(Data entries for graphics)
--------------------
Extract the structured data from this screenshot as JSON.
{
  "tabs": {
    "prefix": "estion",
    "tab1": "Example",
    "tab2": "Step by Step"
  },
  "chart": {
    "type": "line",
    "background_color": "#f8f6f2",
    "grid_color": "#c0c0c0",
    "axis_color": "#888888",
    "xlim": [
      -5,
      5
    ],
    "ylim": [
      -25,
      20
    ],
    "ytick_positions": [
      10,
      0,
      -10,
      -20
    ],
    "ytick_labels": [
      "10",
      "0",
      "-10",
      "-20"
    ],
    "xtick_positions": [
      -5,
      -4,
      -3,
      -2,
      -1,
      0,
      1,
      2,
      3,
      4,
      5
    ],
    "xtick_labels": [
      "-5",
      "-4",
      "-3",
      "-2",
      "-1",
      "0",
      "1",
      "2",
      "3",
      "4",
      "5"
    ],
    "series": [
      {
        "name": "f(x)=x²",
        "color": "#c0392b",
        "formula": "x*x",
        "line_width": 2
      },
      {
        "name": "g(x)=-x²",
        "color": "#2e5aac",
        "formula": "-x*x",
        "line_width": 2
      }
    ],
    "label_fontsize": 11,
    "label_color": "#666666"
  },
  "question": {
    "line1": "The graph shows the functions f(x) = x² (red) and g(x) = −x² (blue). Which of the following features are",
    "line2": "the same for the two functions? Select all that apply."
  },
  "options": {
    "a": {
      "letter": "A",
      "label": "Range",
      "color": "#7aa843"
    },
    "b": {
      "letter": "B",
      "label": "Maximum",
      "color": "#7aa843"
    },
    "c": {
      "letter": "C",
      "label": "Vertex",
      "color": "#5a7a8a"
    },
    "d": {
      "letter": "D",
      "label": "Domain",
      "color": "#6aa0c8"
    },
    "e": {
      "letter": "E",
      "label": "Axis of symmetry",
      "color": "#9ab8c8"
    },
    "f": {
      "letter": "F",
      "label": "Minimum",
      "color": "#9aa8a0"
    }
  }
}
--------------------
### What the task requires
List all lines where "letter" occurs.

### Output below
      "letter": "A",
      "letter": "B",
      "letter": "C",
      "letter": "D",
      "letter": "E",
      "letter": "F",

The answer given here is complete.